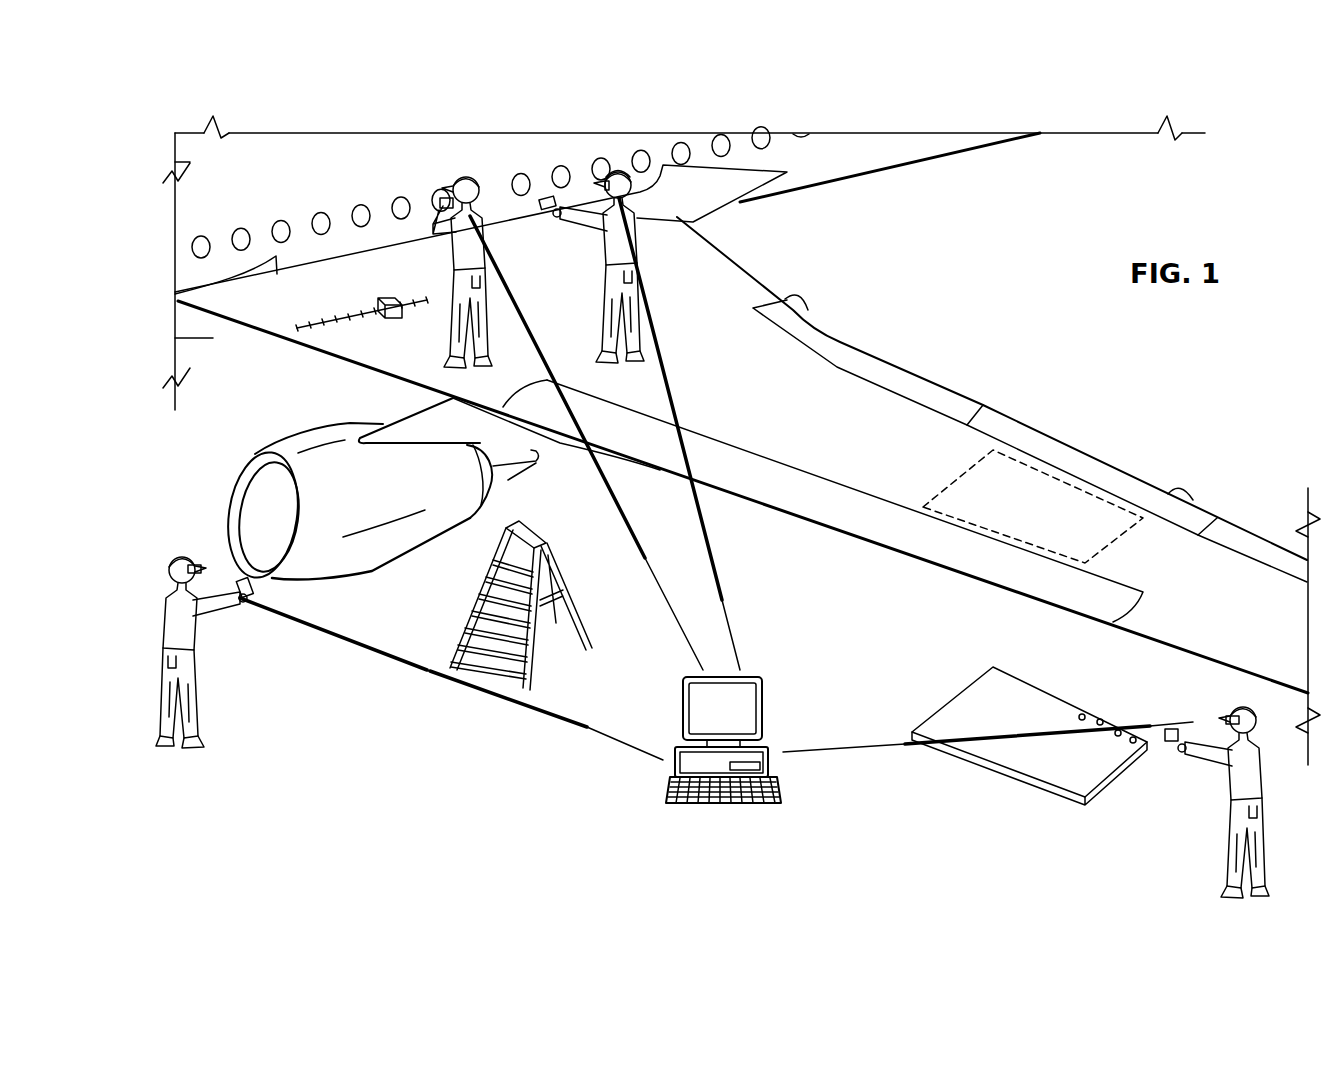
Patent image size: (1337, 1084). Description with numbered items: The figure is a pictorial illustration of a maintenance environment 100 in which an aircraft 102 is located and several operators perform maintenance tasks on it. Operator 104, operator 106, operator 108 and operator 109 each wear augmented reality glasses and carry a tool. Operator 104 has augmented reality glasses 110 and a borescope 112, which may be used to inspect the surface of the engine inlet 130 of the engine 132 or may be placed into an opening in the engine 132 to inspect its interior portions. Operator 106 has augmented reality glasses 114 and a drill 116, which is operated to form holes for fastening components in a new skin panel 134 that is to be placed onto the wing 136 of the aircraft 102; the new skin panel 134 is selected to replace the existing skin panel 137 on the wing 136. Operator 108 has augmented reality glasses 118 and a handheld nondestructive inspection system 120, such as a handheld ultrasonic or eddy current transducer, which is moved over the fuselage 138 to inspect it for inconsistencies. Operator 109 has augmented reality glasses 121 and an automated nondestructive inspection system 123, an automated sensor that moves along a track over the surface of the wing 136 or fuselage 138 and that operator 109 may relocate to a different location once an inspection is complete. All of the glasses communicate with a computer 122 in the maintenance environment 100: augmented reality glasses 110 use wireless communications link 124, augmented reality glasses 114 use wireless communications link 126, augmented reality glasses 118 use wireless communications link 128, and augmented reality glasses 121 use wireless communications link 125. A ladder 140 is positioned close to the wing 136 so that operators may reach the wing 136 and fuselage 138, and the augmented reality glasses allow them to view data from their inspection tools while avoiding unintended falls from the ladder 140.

The maintenance environment 100 is at (1079, 207).
The aircraft 102 is at (770, 196).
The operator 104 is at (190, 668).
The operator 106 is at (1265, 846).
The operator 108 is at (605, 284).
The operator 109 is at (463, 177).
The augmented reality glasses 110 is at (200, 560).
The borescope 112 is at (256, 588).
The augmented reality glasses 114 is at (1222, 728).
The drill 116 is at (1168, 742).
The augmented reality glasses 118 is at (600, 184).
The handheld nondestructive inspection system 120 is at (545, 192).
The augmented reality glasses 121 is at (438, 192).
The computer 122 is at (722, 806).
The automated nondestructive inspection system 123 is at (337, 327).
The wireless communications link 124 is at (480, 695).
The wireless communications link 125 is at (620, 515).
The wireless communications link 126 is at (878, 748).
The wireless communications link 128 is at (713, 552).
The engine inlet 130 is at (240, 488).
The engine 132 is at (388, 563).
The new skin panel 134 is at (950, 700).
The wing 136 is at (863, 540).
The skin panel 137 is at (1063, 497).
The fuselage 138 is at (862, 175).
The ladder 140 is at (573, 597).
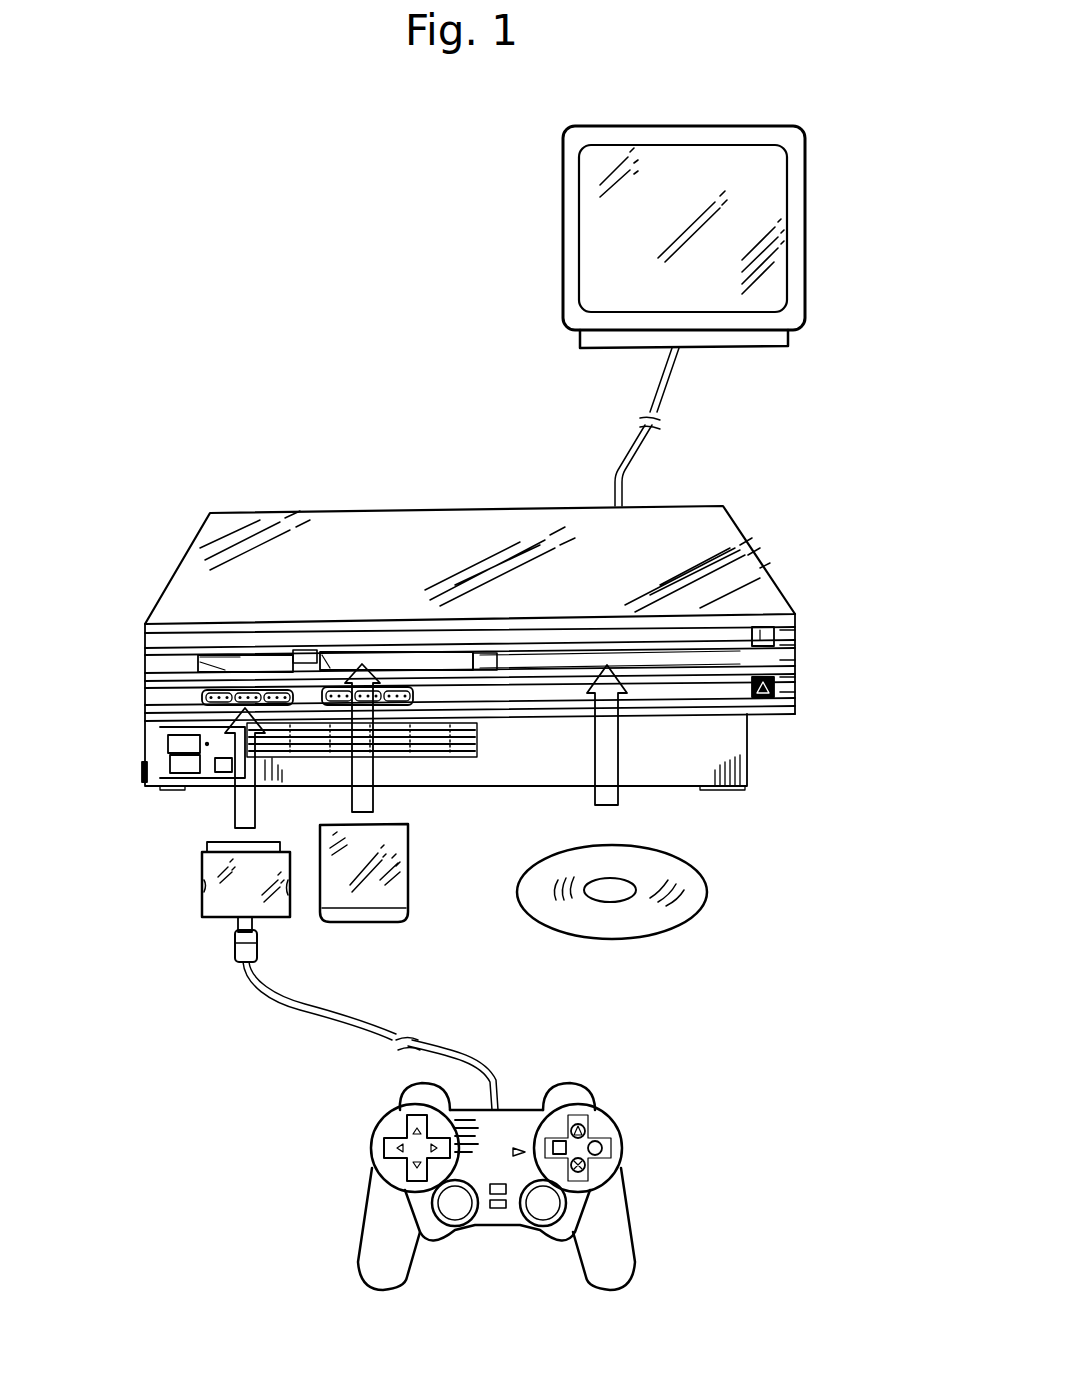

◇ ◇ ◇ ◇

GIVEN REQUEST:
Can you reproduce every item above word for word, leaving out the pictures?

EXERCISE ANSWER:
Patent image size: (1337, 1084). Description with numbered items: The figure is a pictorial illustration of a maintenance environment 100 in which an aircraft 102 is located and several operators perform maintenance tasks on it. Operator 104, operator 106, operator 108 and operator 109 each wear augmented reality glasses and carry a tool. Operator 104 has augmented reality glasses 110 and a borescope 112, which may be used to inspect the surface of the engine inlet 130 of the engine 132 or may be placed into an opening in the engine 132 to inspect its interior portions. Operator 106 has augmented reality glasses 114 and a drill 116, which is operated to form holes for fastening components in a new skin panel 134 that is to be placed onto the wing 136 of the aircraft 102; the new skin panel 134 is selected to replace the existing skin panel 137 on the wing 136. Operator 108 has augmented reality glasses 118 and a handheld nondestructive inspection system 120, such as a handheld ultrasonic or eddy current transducer, which is moved over the fuselage 138 to inspect it for inconsistencies. Operator 109 has augmented reality glasses 121 and an automated nondestructive inspection system 123, an automated sensor that moves along a track over the surface of the wing 136 or fuselage 138 and that operator 109 may relocate to a different location once an inspection is complete. All of the glasses communicate with a computer 122 in the maintenance environment 100: augmented reality glasses 110 use wireless communications link 124, augmented reality glasses 114 use wireless communications link 126, augmented reality glasses 118 use wireless communications link 128, and augmented reality glasses 121 use wireless communications link 125. A ladder 140 is positioned close to the wing 136 so that operators may reach the wing 136 and fuselage 138, and the augmented reality glasses allow them to view data from their inspection tools while avoiding unintended falls from the ladder 140.

The maintenance environment 100 is at (1079, 207).
The aircraft 102 is at (770, 196).
The operator 104 is at (190, 668).
The operator 106 is at (1265, 846).
The operator 108 is at (605, 284).
The operator 109 is at (463, 177).
The augmented reality glasses 110 is at (200, 560).
The borescope 112 is at (256, 588).
The augmented reality glasses 114 is at (1222, 728).
The drill 116 is at (1168, 742).
The augmented reality glasses 118 is at (600, 184).
The handheld nondestructive inspection system 120 is at (545, 192).
The augmented reality glasses 121 is at (438, 192).
The computer 122 is at (722, 806).
The automated nondestructive inspection system 123 is at (337, 327).
The wireless communications link 124 is at (480, 695).
The wireless communications link 125 is at (620, 515).
The wireless communications link 126 is at (878, 748).
The wireless communications link 128 is at (713, 552).
The engine inlet 130 is at (240, 488).
The engine 132 is at (388, 563).
The new skin panel 134 is at (950, 700).
The wing 136 is at (863, 540).
The skin panel 137 is at (1063, 497).
The fuselage 138 is at (862, 175).
The ladder 140 is at (573, 597).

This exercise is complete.